(Collection entries)
_ _ _

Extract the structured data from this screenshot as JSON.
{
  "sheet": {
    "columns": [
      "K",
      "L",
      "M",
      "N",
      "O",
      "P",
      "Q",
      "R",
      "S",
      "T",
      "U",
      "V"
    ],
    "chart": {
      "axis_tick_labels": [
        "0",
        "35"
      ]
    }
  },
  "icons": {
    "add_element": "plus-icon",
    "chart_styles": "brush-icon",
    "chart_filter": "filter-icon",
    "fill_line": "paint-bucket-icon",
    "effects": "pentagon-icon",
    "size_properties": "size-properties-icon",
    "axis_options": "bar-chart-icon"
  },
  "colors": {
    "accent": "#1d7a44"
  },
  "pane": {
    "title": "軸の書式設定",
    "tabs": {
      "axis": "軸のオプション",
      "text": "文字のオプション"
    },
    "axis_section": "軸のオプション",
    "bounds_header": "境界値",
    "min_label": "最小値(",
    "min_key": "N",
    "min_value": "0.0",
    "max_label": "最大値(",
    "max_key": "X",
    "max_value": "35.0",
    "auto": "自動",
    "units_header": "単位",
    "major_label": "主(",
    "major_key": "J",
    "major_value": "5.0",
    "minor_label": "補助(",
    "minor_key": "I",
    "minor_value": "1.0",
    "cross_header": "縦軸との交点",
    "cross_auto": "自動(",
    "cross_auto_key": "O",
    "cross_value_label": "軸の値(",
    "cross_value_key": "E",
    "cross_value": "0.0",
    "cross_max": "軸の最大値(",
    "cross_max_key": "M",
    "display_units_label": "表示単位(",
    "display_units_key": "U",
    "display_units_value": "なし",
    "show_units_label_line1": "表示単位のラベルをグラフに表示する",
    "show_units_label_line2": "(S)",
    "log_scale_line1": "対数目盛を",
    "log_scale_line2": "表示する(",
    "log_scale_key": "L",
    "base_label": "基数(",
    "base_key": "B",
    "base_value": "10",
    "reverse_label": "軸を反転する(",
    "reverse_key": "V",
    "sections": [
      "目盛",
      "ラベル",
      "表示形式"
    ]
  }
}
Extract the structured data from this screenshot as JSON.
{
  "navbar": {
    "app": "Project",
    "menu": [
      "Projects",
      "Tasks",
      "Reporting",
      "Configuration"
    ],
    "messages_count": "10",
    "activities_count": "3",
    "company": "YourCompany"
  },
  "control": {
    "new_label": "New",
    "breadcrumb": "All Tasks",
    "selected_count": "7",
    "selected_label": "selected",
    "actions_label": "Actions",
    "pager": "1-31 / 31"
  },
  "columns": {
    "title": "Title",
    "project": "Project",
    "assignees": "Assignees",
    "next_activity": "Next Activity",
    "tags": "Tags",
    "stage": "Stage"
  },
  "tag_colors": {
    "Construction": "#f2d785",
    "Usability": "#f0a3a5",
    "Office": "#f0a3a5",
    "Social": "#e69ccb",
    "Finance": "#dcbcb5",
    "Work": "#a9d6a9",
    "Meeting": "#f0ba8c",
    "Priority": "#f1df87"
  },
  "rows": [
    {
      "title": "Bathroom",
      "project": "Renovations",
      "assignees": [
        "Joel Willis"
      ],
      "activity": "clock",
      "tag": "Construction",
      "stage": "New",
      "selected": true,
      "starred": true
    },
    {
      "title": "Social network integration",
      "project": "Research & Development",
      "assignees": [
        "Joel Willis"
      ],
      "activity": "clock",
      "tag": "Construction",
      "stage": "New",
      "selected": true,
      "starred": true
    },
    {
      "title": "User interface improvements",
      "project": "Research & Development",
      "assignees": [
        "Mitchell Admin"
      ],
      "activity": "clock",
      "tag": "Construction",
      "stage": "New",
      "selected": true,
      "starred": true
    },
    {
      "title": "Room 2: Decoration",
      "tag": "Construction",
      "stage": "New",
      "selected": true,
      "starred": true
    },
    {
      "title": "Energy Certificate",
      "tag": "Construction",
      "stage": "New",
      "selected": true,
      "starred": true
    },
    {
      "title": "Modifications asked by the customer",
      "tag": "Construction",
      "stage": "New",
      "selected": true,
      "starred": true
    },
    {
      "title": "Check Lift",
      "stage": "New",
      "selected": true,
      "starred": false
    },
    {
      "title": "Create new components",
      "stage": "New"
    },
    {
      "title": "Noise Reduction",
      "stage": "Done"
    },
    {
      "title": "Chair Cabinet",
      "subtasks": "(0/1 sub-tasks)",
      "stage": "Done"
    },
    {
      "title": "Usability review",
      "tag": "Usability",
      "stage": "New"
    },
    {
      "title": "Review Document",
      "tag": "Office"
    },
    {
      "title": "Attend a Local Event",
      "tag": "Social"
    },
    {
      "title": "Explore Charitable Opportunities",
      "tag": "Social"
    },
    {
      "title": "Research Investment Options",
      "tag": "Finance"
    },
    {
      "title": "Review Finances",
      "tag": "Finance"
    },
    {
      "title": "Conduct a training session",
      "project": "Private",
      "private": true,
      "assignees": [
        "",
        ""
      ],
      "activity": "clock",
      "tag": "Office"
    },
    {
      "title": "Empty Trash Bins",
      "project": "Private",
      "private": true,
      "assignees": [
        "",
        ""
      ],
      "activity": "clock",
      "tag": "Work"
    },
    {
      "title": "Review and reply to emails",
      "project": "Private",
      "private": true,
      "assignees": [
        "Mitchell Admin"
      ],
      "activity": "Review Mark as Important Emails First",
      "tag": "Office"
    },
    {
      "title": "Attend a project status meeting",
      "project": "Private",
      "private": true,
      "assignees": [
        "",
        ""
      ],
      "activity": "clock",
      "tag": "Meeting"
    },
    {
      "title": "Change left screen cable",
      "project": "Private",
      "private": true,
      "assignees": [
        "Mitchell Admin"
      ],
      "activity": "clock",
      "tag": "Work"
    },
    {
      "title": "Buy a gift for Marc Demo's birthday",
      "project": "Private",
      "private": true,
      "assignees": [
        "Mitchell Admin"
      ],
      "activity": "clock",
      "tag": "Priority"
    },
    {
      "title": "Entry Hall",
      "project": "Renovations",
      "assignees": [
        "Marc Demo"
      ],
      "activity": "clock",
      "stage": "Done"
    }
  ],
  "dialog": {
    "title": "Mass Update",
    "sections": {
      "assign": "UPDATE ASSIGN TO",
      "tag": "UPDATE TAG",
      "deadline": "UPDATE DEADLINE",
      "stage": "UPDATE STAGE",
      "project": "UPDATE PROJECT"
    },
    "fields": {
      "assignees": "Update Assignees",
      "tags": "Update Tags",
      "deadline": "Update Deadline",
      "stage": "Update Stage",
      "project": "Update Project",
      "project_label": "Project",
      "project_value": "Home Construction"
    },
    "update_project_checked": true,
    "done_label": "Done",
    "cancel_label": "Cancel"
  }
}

_ _ _

AIM
Extract every line above exactly as it stands.

CORRECT OUTPUT
Extract the structured data from this screenshot as JSON.
{
  "sheet": {
    "columns": [
      "K",
      "L",
      "M",
      "N",
      "O",
      "P",
      "Q",
      "R",
      "S",
      "T",
      "U",
      "V"
    ],
    "chart": {
      "axis_tick_labels": [
        "0",
        "35"
      ]
    }
  },
  "icons": {
    "add_element": "plus-icon",
    "chart_styles": "brush-icon",
    "chart_filter": "filter-icon",
    "fill_line": "paint-bucket-icon",
    "effects": "pentagon-icon",
    "size_properties": "size-properties-icon",
    "axis_options": "bar-chart-icon"
  },
  "colors": {
    "accent": "#1d7a44"
  },
  "pane": {
    "title": "軸の書式設定",
    "tabs": {
      "axis": "軸のオプション",
      "text": "文字のオプション"
    },
    "axis_section": "軸のオプション",
    "bounds_header": "境界値",
    "min_label": "最小値(",
    "min_key": "N",
    "min_value": "0.0",
    "max_label": "最大値(",
    "max_key": "X",
    "max_value": "35.0",
    "auto": "自動",
    "units_header": "単位",
    "major_label": "主(",
    "major_key": "J",
    "major_value": "5.0",
    "minor_label": "補助(",
    "minor_key": "I",
    "minor_value": "1.0",
    "cross_header": "縦軸との交点",
    "cross_auto": "自動(",
    "cross_auto_key": "O",
    "cross_value_label": "軸の値(",
    "cross_value_key": "E",
    "cross_value": "0.0",
    "cross_max": "軸の最大値(",
    "cross_max_key": "M",
    "display_units_label": "表示単位(",
    "display_units_key": "U",
    "display_units_value": "なし",
    "show_units_label_line1": "表示単位のラベルをグラフに表示する",
    "show_units_label_line2": "(S)",
    "log_scale_line1": "対数目盛を",
    "log_scale_line2": "表示する(",
    "log_scale_key": "L",
    "base_label": "基数(",
    "base_key": "B",
    "base_value": "10",
    "reverse_label": "軸を反転する(",
    "reverse_key": "V",
    "sections": [
      "目盛",
      "ラベル",
      "表示形式"
    ]
  }
}
Extract the structured data from this screenshot as JSON.
{
  "navbar": {
    "app": "Project",
    "menu": [
      "Projects",
      "Tasks",
      "Reporting",
      "Configuration"
    ],
    "messages_count": "10",
    "activities_count": "3",
    "company": "YourCompany"
  },
  "control": {
    "new_label": "New",
    "breadcrumb": "All Tasks",
    "selected_count": "7",
    "selected_label": "selected",
    "actions_label": "Actions",
    "pager": "1-31 / 31"
  },
  "columns": {
    "title": "Title",
    "project": "Project",
    "assignees": "Assignees",
    "next_activity": "Next Activity",
    "tags": "Tags",
    "stage": "Stage"
  },
  "tag_colors": {
    "Construction": "#f2d785",
    "Usability": "#f0a3a5",
    "Office": "#f0a3a5",
    "Social": "#e69ccb",
    "Finance": "#dcbcb5",
    "Work": "#a9d6a9",
    "Meeting": "#f0ba8c",
    "Priority": "#f1df87"
  },
  "rows": [
    {
      "title": "Bathroom",
      "project": "Renovations",
      "assignees": [
        "Joel Willis"
      ],
      "activity": "clock",
      "tag": "Construction",
      "stage": "New",
      "selected": true,
      "starred": true
    },
    {
      "title": "Social network integration",
      "project": "Research & Development",
      "assignees": [
        "Joel Willis"
      ],
      "activity": "clock",
      "tag": "Construction",
      "stage": "New",
      "selected": true,
      "starred": true
    },
    {
      "title": "User interface improvements",
      "project": "Research & Development",
      "assignees": [
        "Mitchell Admin"
      ],
      "activity": "clock",
      "tag": "Construction",
      "stage": "New",
      "selected": true,
      "starred": true
    },
    {
      "title": "Room 2: Decoration",
      "tag": "Construction",
      "stage": "New",
      "selected": true,
      "starred": true
    },
    {
      "title": "Energy Certificate",
      "tag": "Construction",
      "stage": "New",
      "selected": true,
      "starred": true
    },
    {
      "title": "Modifications asked by the customer",
      "tag": "Construction",
      "stage": "New",
      "selected": true,
      "starred": true
    },
    {
      "title": "Check Lift",
      "stage": "New",
      "selected": true,
      "starred": false
    },
    {
      "title": "Create new components",
      "stage": "New"
    },
    {
      "title": "Noise Reduction",
      "stage": "Done"
    },
    {
      "title": "Chair Cabinet",
      "subtasks": "(0/1 sub-tasks)",
      "stage": "Done"
    },
    {
      "title": "Usability review",
      "tag": "Usability",
      "stage": "New"
    },
    {
      "title": "Review Document",
      "tag": "Office"
    },
    {
      "title": "Attend a Local Event",
      "tag": "Social"
    },
    {
      "title": "Explore Charitable Opportunities",
      "tag": "Social"
    },
    {
      "title": "Research Investment Options",
      "tag": "Finance"
    },
    {
      "title": "Review Finances",
      "tag": "Finance"
    },
    {
      "title": "Conduct a training session",
      "project": "Private",
      "private": true,
      "assignees": [
        "",
        ""
      ],
      "activity": "clock",
      "tag": "Office"
    },
    {
      "title": "Empty Trash Bins",
      "project": "Private",
      "private": true,
      "assignees": [
        "",
        ""
      ],
      "activity": "clock",
      "tag": "Work"
    },
    {
      "title": "Review and reply to emails",
      "project": "Private",
      "private": true,
      "assignees": [
        "Mitchell Admin"
      ],
      "activity": "Review Mark as Important Emails First",
      "tag": "Office"
    },
    {
      "title": "Attend a project status meeting",
      "project": "Private",
      "private": true,
      "assignees": [
        "",
        ""
      ],
      "activity": "clock",
      "tag": "Meeting"
    },
    {
      "title": "Change left screen cable",
      "project": "Private",
      "private": true,
      "assignees": [
        "Mitchell Admin"
      ],
      "activity": "clock",
      "tag": "Work"
    },
    {
      "title": "Buy a gift for Marc Demo's birthday",
      "project": "Private",
      "private": true,
      "assignees": [
        "Mitchell Admin"
      ],
      "activity": "clock",
      "tag": "Priority"
    },
    {
      "title": "Entry Hall",
      "project": "Renovations",
      "assignees": [
        "Marc Demo"
      ],
      "activity": "clock",
      "stage": "Done"
    }
  ],
  "dialog": {
    "title": "Mass Update",
    "sections": {
      "assign": "UPDATE ASSIGN TO",
      "tag": "UPDATE TAG",
      "deadline": "UPDATE DEADLINE",
      "stage": "UPDATE STAGE",
      "project": "UPDATE PROJECT"
    },
    "fields": {
      "assignees": "Update Assignees",
      "tags": "Update Tags",
      "deadline": "Update Deadline",
      "stage": "Update Stage",
      "project": "Update Project",
      "project_label": "Project",
      "project_value": "Home Construction"
    },
    "update_project_checked": true,
    "done_label": "Done",
    "cancel_label": "Cancel"
  }
}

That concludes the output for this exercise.